(Saved entries)
# # # # #
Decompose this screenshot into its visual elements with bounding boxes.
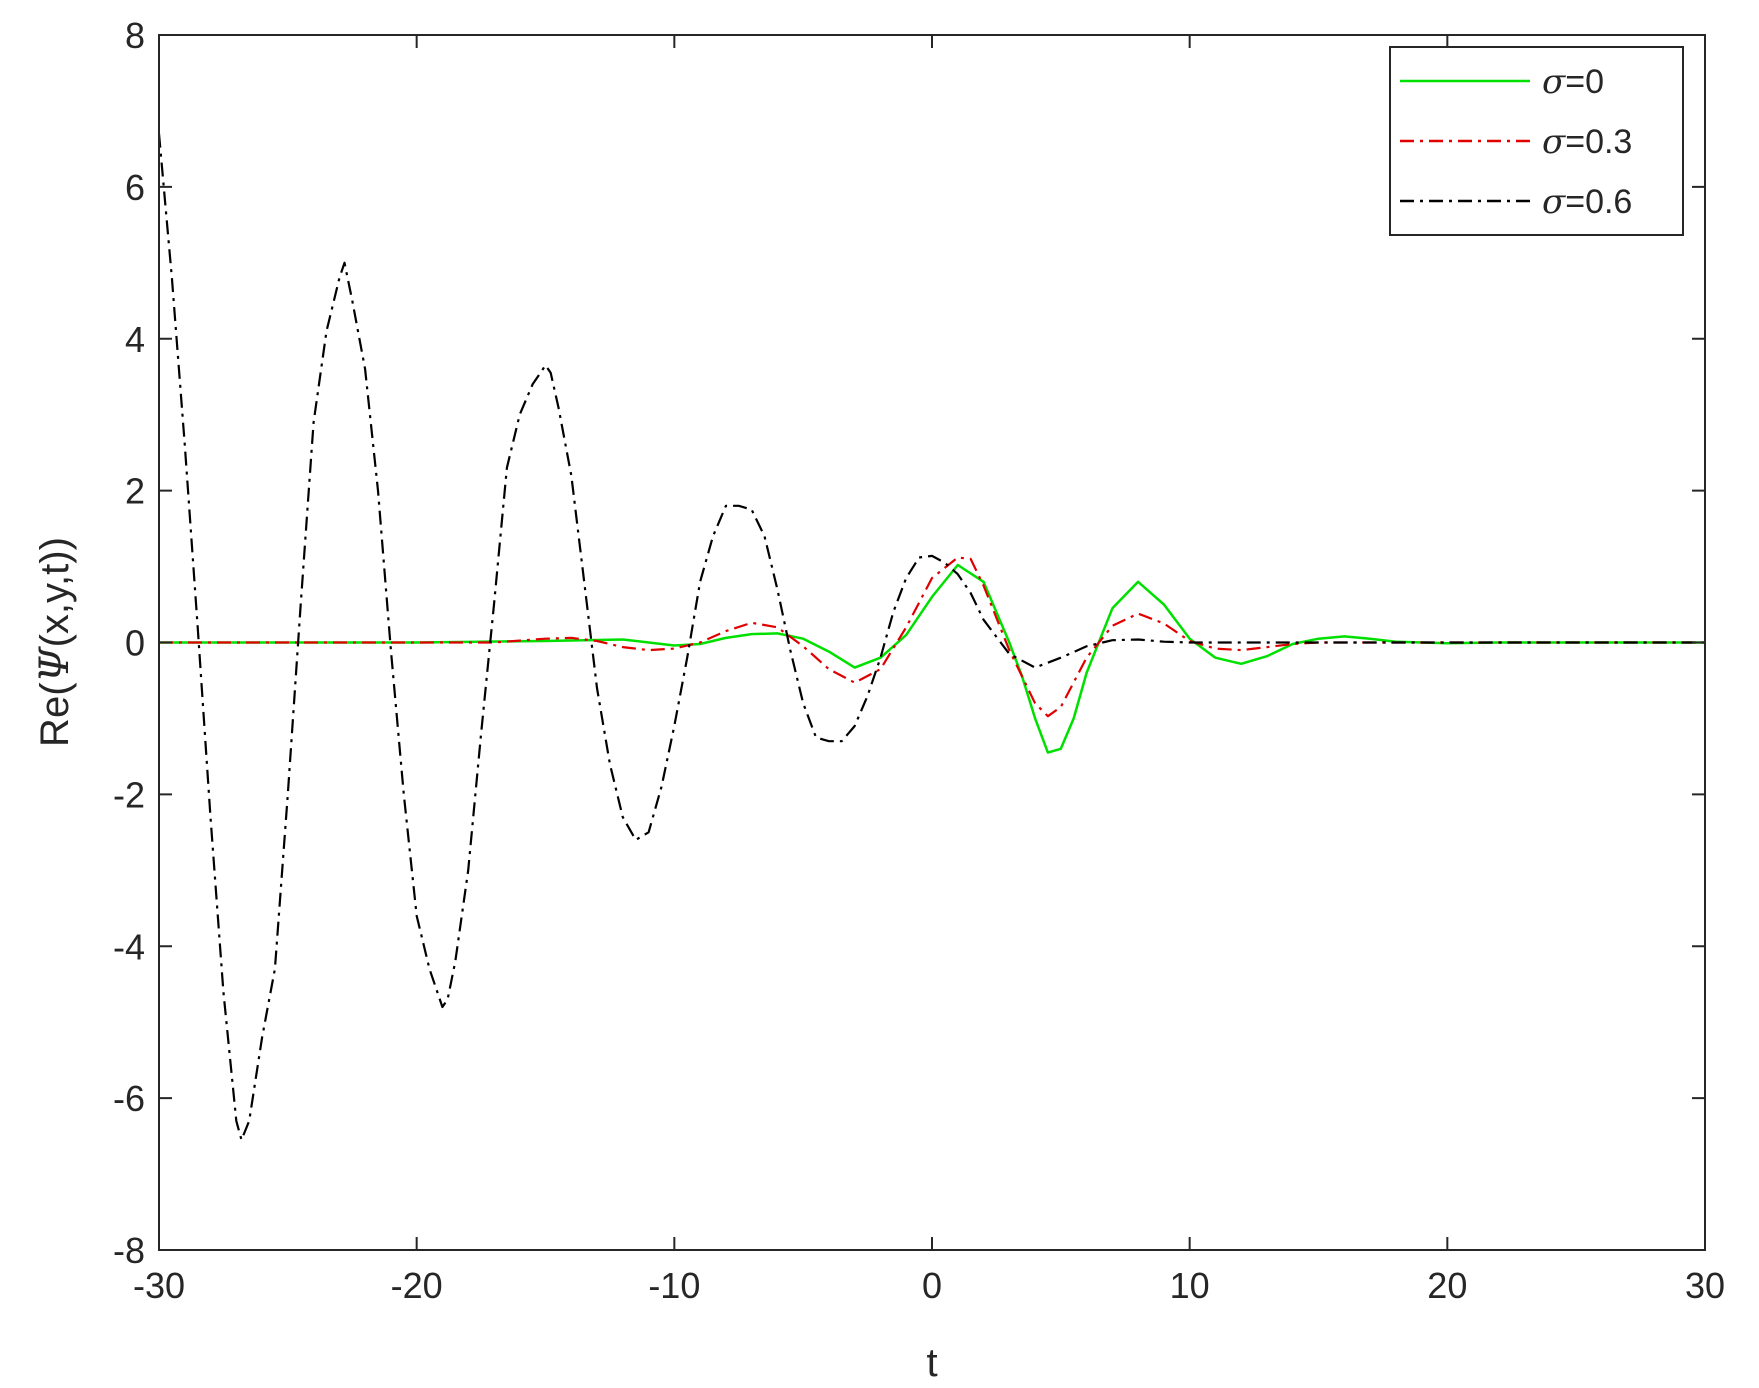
y-tick-label: -6	[113, 1078, 145, 1119]
legend-symbol: σ	[1542, 62, 1566, 102]
x-tick-label: 0	[922, 1265, 942, 1306]
legend-entry-0: σ=0	[1542, 62, 1604, 102]
x-tick-label: -20	[391, 1265, 443, 1306]
y-axis-label-suffix: (x,y,t))	[33, 537, 77, 647]
x-tick-label: 20	[1427, 1265, 1467, 1306]
legend-entry-2: σ=0.6	[1542, 182, 1632, 222]
legend-value: =0.6	[1565, 183, 1632, 221]
x-tick-label: 10	[1170, 1265, 1210, 1306]
y-tick-label: 4	[125, 319, 145, 360]
y-axis-label-symbol: Ψ	[32, 645, 78, 682]
y-tick-label: -4	[113, 926, 145, 967]
x-tick-label: 30	[1685, 1265, 1725, 1306]
legend-symbol: σ	[1542, 182, 1566, 222]
ticks-layer	[158, 34, 1706, 1251]
y-tick-label: -2	[113, 774, 145, 815]
y-tick-label: 8	[125, 15, 145, 56]
y-tick-label: 6	[125, 167, 145, 208]
series-line-2	[157, 133, 1705, 1142]
legend-value: =0.3	[1565, 123, 1632, 161]
y-tick-label: -8	[113, 1230, 145, 1271]
series-layer	[157, 133, 1705, 1142]
x-axis-label: t	[926, 1341, 937, 1385]
series-line-0	[159, 563, 1705, 754]
x-tick-label: -10	[648, 1265, 700, 1306]
legend-value: =0	[1565, 63, 1604, 101]
series-line-1	[159, 556, 1705, 718]
y-tick-label: 0	[125, 623, 145, 664]
y-tick-label: 2	[125, 471, 145, 512]
y-axis-label-prefix: Re(	[33, 682, 77, 747]
legend: σ=0σ=0.3σ=0.6	[1389, 46, 1684, 236]
legend-entry-1: σ=0.3	[1542, 122, 1632, 162]
x-tick-label: -30	[133, 1265, 185, 1306]
y-axis-label: Re(Ψ(x,y,t))	[32, 537, 78, 747]
legend-symbol: σ	[1542, 122, 1566, 162]
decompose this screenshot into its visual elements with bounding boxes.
# # # # #
Task goal:
Reproduce, character for character, the lines of the items starting with the line that contains "1078, 145, 1119]" and ending with the line that contains "556, 1705, 718]", including both of those lines.

Right answer:
y-tick-label: -6	[113, 1078, 145, 1119]
legend-symbol: σ	[1542, 62, 1566, 102]
x-tick-label: 0	[922, 1265, 942, 1306]
legend-entry-0: σ=0	[1542, 62, 1604, 102]
x-tick-label: -20	[391, 1265, 443, 1306]
y-axis-label-suffix: (x,y,t))	[33, 537, 77, 647]
x-tick-label: 20	[1427, 1265, 1467, 1306]
legend-entry-2: σ=0.6	[1542, 182, 1632, 222]
legend-value: =0.6	[1565, 183, 1632, 221]
x-tick-label: 10	[1170, 1265, 1210, 1306]
y-tick-label: 4	[125, 319, 145, 360]
y-axis-label-symbol: Ψ	[32, 645, 78, 682]
y-tick-label: -4	[113, 926, 145, 967]
x-tick-label: 30	[1685, 1265, 1725, 1306]
legend-symbol: σ	[1542, 182, 1566, 222]
ticks-layer	[158, 34, 1706, 1251]
y-tick-label: -2	[113, 774, 145, 815]
y-tick-label: 8	[125, 15, 145, 56]
y-tick-label: 6	[125, 167, 145, 208]
series-line-2	[157, 133, 1705, 1142]
legend-value: =0.3	[1565, 123, 1632, 161]
y-tick-label: -8	[113, 1230, 145, 1271]
series-layer	[157, 133, 1705, 1142]
x-axis-label: t	[926, 1341, 937, 1385]
series-line-0	[159, 563, 1705, 754]
x-tick-label: -10	[648, 1265, 700, 1306]
legend-value: =0	[1565, 63, 1604, 101]
series-line-1	[159, 556, 1705, 718]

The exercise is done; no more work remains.